>> BEGIN Working data

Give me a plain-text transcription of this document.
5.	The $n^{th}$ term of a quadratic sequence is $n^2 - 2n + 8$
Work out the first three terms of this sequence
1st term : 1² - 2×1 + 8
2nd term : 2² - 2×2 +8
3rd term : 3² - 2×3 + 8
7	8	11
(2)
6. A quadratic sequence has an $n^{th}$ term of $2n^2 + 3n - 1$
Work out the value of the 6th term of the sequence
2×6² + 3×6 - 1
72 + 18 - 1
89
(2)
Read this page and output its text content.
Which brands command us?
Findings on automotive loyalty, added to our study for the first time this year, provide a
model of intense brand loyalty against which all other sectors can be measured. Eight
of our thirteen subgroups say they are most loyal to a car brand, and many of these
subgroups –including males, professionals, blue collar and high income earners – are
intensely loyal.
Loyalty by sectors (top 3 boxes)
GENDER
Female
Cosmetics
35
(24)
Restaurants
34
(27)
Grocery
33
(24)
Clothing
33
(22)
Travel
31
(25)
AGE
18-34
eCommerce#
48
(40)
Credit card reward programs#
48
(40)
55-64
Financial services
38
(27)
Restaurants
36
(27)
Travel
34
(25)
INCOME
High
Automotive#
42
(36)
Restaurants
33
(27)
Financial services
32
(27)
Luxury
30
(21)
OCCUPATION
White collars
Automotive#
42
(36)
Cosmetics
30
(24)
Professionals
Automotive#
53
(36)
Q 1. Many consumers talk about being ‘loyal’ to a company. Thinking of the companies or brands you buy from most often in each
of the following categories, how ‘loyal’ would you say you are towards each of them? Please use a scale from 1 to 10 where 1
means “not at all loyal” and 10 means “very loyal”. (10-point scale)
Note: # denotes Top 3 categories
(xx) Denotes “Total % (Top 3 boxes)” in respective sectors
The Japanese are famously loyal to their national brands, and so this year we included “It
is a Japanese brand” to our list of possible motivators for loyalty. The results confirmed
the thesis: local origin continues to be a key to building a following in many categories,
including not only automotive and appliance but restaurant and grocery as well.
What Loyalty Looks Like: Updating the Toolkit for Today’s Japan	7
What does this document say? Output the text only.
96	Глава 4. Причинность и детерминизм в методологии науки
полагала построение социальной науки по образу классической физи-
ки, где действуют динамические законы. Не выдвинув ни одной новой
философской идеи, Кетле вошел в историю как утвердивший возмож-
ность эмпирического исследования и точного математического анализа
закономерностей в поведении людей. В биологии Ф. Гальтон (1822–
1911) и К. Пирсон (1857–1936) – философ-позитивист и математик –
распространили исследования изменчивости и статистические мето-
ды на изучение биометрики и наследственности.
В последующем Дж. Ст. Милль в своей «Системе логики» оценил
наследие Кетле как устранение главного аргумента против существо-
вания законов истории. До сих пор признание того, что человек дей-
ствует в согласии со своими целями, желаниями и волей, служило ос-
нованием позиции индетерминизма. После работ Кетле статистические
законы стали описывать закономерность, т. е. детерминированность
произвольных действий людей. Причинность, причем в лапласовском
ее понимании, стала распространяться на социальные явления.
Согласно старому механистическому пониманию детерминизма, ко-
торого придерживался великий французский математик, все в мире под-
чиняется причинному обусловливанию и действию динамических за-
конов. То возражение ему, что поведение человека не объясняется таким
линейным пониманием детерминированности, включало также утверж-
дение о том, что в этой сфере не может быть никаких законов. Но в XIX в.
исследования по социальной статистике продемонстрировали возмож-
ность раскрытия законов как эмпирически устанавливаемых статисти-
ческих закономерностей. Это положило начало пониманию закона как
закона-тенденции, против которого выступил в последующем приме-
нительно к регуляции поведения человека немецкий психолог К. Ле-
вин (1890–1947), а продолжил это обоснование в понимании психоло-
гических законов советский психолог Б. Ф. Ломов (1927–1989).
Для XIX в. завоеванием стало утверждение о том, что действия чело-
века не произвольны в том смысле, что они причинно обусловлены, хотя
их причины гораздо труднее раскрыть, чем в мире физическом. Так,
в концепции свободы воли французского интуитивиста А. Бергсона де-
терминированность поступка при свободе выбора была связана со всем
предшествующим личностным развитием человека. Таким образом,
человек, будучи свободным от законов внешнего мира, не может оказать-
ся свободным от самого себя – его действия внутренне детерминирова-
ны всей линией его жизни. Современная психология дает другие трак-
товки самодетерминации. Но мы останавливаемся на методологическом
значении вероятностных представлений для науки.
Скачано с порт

>> END Working data

Set exercise: Repeat the listing exactly, from its first line to its last.

Expected output:
Give me a plain-text transcription of this document.
5.	The $n^{th}$ term of a quadratic sequence is $n^2 - 2n + 8$
Work out the first three terms of this sequence
1st term : 1² - 2×1 + 8
2nd term : 2² - 2×2 +8
3rd term : 3² - 2×3 + 8
7	8	11
(2)
6. A quadratic sequence has an $n^{th}$ term of $2n^2 + 3n - 1$
Work out the value of the 6th term of the sequence
2×6² + 3×6 - 1
72 + 18 - 1
89
(2)
Read this page and output its text content.
Which brands command us?
Findings on automotive loyalty, added to our study for the first time this year, provide a
model of intense brand loyalty against which all other sectors can be measured. Eight
of our thirteen subgroups say they are most loyal to a car brand, and many of these
subgroups –including males, professionals, blue collar and high income earners – are
intensely loyal.
Loyalty by sectors (top 3 boxes)
GENDER
Female
Cosmetics
35
(24)
Restaurants
34
(27)
Grocery
33
(24)
Clothing
33
(22)
Travel
31
(25)
AGE
18-34
eCommerce#
48
(40)
Credit card reward programs#
48
(40)
55-64
Financial services
38
(27)
Restaurants
36
(27)
Travel
34
(25)
INCOME
High
Automotive#
42
(36)
Restaurants
33
(27)
Financial services
32
(27)
Luxury
30
(21)
OCCUPATION
White collars
Automotive#
42
(36)
Cosmetics
30
(24)
Professionals
Automotive#
53
(36)
Q 1. Many consumers talk about being ‘loyal’ to a company. Thinking of the companies or brands you buy from most often in each
of the following categories, how ‘loyal’ would you say you are towards each of them? Please use a scale from 1 to 10 where 1
means “not at all loyal” and 10 means “very loyal”. (10-point scale)
Note: # denotes Top 3 categories
(xx) Denotes “Total % (Top 3 boxes)” in respective sectors
The Japanese are famously loyal to their national brands, and so this year we included “It
is a Japanese brand” to our list of possible motivators for loyalty. The results confirmed
the thesis: local origin continues to be a key to building a following in many categories,
including not only automotive and appliance but restaurant and grocery as well.
What Loyalty Looks Like: Updating the Toolkit for Today’s Japan	7
What does this document say? Output the text only.
96	Глава 4. Причинность и детерминизм в методологии науки
полагала построение социальной науки по образу классической физи-
ки, где действуют динамические законы. Не выдвинув ни одной новой
философской идеи, Кетле вошел в историю как утвердивший возмож-
ность эмпирического исследования и точного математического анализа
закономерностей в поведении людей. В биологии Ф. Гальтон (1822–
1911) и К. Пирсон (1857–1936) – философ-позитивист и математик –
распространили исследования изменчивости и статистические мето-
ды на изучение биометрики и наследственности.
В последующем Дж. Ст. Милль в своей «Системе логики» оценил
наследие Кетле как устранение главного аргумента против существо-
вания законов истории. До сих пор признание того, что человек дей-
ствует в согласии со своими целями, желаниями и волей, служило ос-
нованием позиции индетерминизма. После работ Кетле статистические
законы стали описывать закономерность, т. е. детерминированность
произвольных действий людей. Причинность, причем в лапласовском
ее понимании, стала распространяться на социальные явления.
Согласно старому механистическому пониманию детерминизма, ко-
торого придерживался великий французский математик, все в мире под-
чиняется причинному обусловливанию и действию динамических за-
конов. То возражение ему, что поведение человека не объясняется таким
линейным пониманием детерминированности, включало также утверж-
дение о том, что в этой сфере не может быть никаких законов. Но в XIX в.
исследования по социальной статистике продемонстрировали возмож-
ность раскрытия законов как эмпирически устанавливаемых статисти-
ческих закономерностей. Это положило начало пониманию закона как
закона-тенденции, против которого выступил в последующем приме-
нительно к регуляции поведения человека немецкий психолог К. Ле-
вин (1890–1947), а продолжил это обоснование в понимании психоло-
гических законов советский психолог Б. Ф. Ломов (1927–1989).
Для XIX в. завоеванием стало утверждение о том, что действия чело-
века не произвольны в том смысле, что они причинно обусловлены, хотя
их причины гораздо труднее раскрыть, чем в мире физическом. Так,
в концепции свободы воли французского интуитивиста А. Бергсона де-
терминированность поступка при свободе выбора была связана со всем
предшествующим личностным развитием человека. Таким образом,
человек, будучи свободным от законов внешнего мира, не может оказать-
ся свободным от самого себя – его действия внутренне детерминирова-
ны всей линией его жизни. Современная психология дает другие трак-
товки самодетерминации. Но мы останавливаемся на методологическом
значении вероятностных представлений для науки.
Скачано с порт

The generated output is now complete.